__Problem statement__. Give every entry again, unchanged, and leave its images out.

__Items__.
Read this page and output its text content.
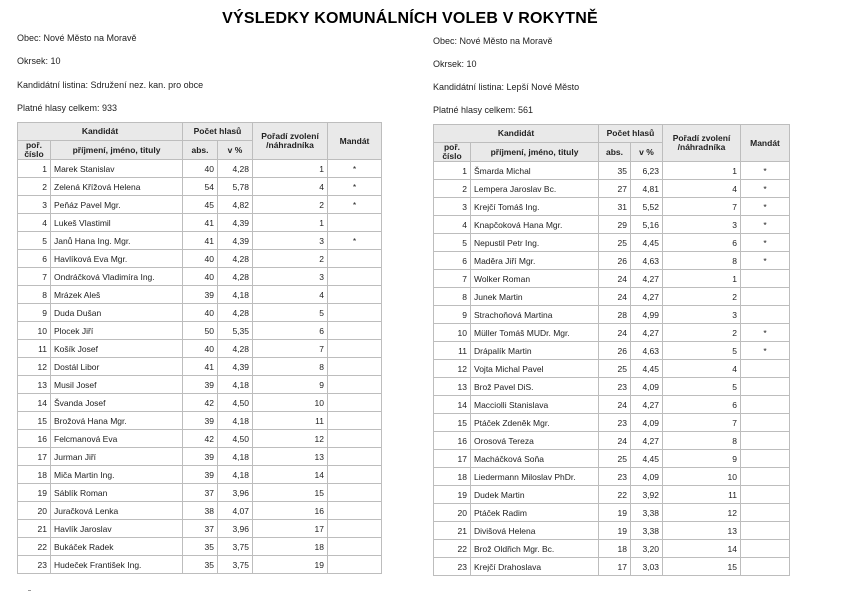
VÝSLEDKY KOMUNÁLNÍCH VOLEB V ROKYTNĚ
Obec: Nové Město na Moravě
Okrsek: 10
Kandidátní listina: Sdružení nez. kan. pro obce
Platné hlasy celkem: 933
Obec: Nové Město na Moravě
Okrsek: 10
Kandidátní listina: Lepší Nové Město
Platné hlasy celkem: 561
Kandidát		Počet hlasů		Pořadí zvolení /náhradníka	Mandát
poř. číslo	příjmení, jméno, tituly	abs.	v %		
1	Marek Stanislav	40	4,28	1	*
2	Zelená Křížová Helena	54	5,78	4	*
3	Peňáz Pavel Mgr.	45	4,82	2	*
4	Lukeš Vlastimil	41	4,39	1	
5	Janů Hana Ing. Mgr.	41	4,39	3	*
6	Havlíková Eva Mgr.	40	4,28	2	
7	Ondráčková Vladimíra Ing.	40	4,28	3	
8	Mrázek Aleš	39	4,18	4	
9	Duda Dušan	40	4,28	5	
10	Plocek Jiří	50	5,35	6	
11	Košík Josef	40	4,28	7	
12	Dostál Libor	41	4,39	8	
13	Musil Josef	39	4,18	9	
14	Švanda Josef	42	4,50	10	
15	Brožová Hana Mgr.	39	4,18	11	
16	Felcmanová Eva	42	4,50	12	
17	Jurman Jiří	39	4,18	13	
18	Miča Martin Ing.	39	4,18	14	
19	Sáblík Roman	37	3,96	15	
20	Juračková Lenka	38	4,07	16	
21	Havlík Jaroslav	37	3,96	17	
22	Bukáček Radek	35	3,75	18	
23	Hudeček František Ing.	35	3,75	19	
Kandidát		Počet hlasů		Pořadí zvolení /náhradníka	Mandát
poř. číslo	příjmení, jméno, tituly	abs.	v %		
1	Šmarda Michal	35	6,23	1	*
2	Lempera Jaroslav Bc.	27	4,81	4	*
3	Krejčí Tomáš Ing.	31	5,52	7	*
4	Knapčoková Hana Mgr.	29	5,16	3	*
5	Nepustil Petr Ing.	25	4,45	6	*
6	Maděra Jiří Mgr.	26	4,63	8	*
7	Wolker Roman	24	4,27	1	
8	Junek Martin	24	4,27	2	
9	Strachoňová Martina	28	4,99	3	
10	Müller Tomáš MUDr. Mgr.	24	4,27	2	*
11	Drápalík Martin	26	4,63	5	*
12	Vojta Michal Pavel	25	4,45	4	
13	Brož Pavel DiS.	23	4,09	5	
14	Macciolli Stanislava	24	4,27	6	
15	Ptáček Zdeněk Mgr.	23	4,09	7	
16	Orosová Tereza	24	4,27	8	
17	Macháčková Soňa	25	4,45	9	
18	Liedermann Miloslav PhDr.	23	4,09	10	
19	Dudek Martin	22	3,92	11	
20	Ptáček Radim	19	3,38	12	
21	Divišová Helena	19	3,38	13	
22	Brož Oldřich Mgr. Bc.	18	3,20	14	
23	Krejčí Drahoslava	17	3,03	15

__Correct answer__.
Read this page and output its text content.
VÝSLEDKY KOMUNÁLNÍCH VOLEB V ROKYTNĚ
Obec: Nové Město na Moravě
Okrsek: 10
Kandidátní listina: Sdružení nez. kan. pro obce
Platné hlasy celkem: 933
Obec: Nové Město na Moravě
Okrsek: 10
Kandidátní listina: Lepší Nové Město
Platné hlasy celkem: 561
Kandidát		Počet hlasů		Pořadí zvolení /náhradníka	Mandát
poř. číslo	příjmení, jméno, tituly	abs.	v %		
1	Marek Stanislav	40	4,28	1	*
2	Zelená Křížová Helena	54	5,78	4	*
3	Peňáz Pavel Mgr.	45	4,82	2	*
4	Lukeš Vlastimil	41	4,39	1	
5	Janů Hana Ing. Mgr.	41	4,39	3	*
6	Havlíková Eva Mgr.	40	4,28	2	
7	Ondráčková Vladimíra Ing.	40	4,28	3	
8	Mrázek Aleš	39	4,18	4	
9	Duda Dušan	40	4,28	5	
10	Plocek Jiří	50	5,35	6	
11	Košík Josef	40	4,28	7	
12	Dostál Libor	41	4,39	8	
13	Musil Josef	39	4,18	9	
14	Švanda Josef	42	4,50	10	
15	Brožová Hana Mgr.	39	4,18	11	
16	Felcmanová Eva	42	4,50	12	
17	Jurman Jiří	39	4,18	13	
18	Miča Martin Ing.	39	4,18	14	
19	Sáblík Roman	37	3,96	15	
20	Juračková Lenka	38	4,07	16	
21	Havlík Jaroslav	37	3,96	17	
22	Bukáček Radek	35	3,75	18	
23	Hudeček František Ing.	35	3,75	19	
Kandidát		Počet hlasů		Pořadí zvolení /náhradníka	Mandát
poř. číslo	příjmení, jméno, tituly	abs.	v %		
1	Šmarda Michal	35	6,23	1	*
2	Lempera Jaroslav Bc.	27	4,81	4	*
3	Krejčí Tomáš Ing.	31	5,52	7	*
4	Knapčoková Hana Mgr.	29	5,16	3	*
5	Nepustil Petr Ing.	25	4,45	6	*
6	Maděra Jiří Mgr.	26	4,63	8	*
7	Wolker Roman	24	4,27	1	
8	Junek Martin	24	4,27	2	
9	Strachoňová Martina	28	4,99	3	
10	Müller Tomáš MUDr. Mgr.	24	4,27	2	*
11	Drápalík Martin	26	4,63	5	*
12	Vojta Michal Pavel	25	4,45	4	
13	Brož Pavel DiS.	23	4,09	5	
14	Macciolli Stanislava	24	4,27	6	
15	Ptáček Zdeněk Mgr.	23	4,09	7	
16	Orosová Tereza	24	4,27	8	
17	Macháčková Soňa	25	4,45	9	
18	Liedermann Miloslav PhDr.	23	4,09	10	
19	Dudek Martin	22	3,92	11	
20	Ptáček Radim	19	3,38	12	
21	Divišová Helena	19	3,38	13	
22	Brož Oldřich Mgr. Bc.	18	3,20	14	
23	Krejčí Drahoslava	17	3,03	15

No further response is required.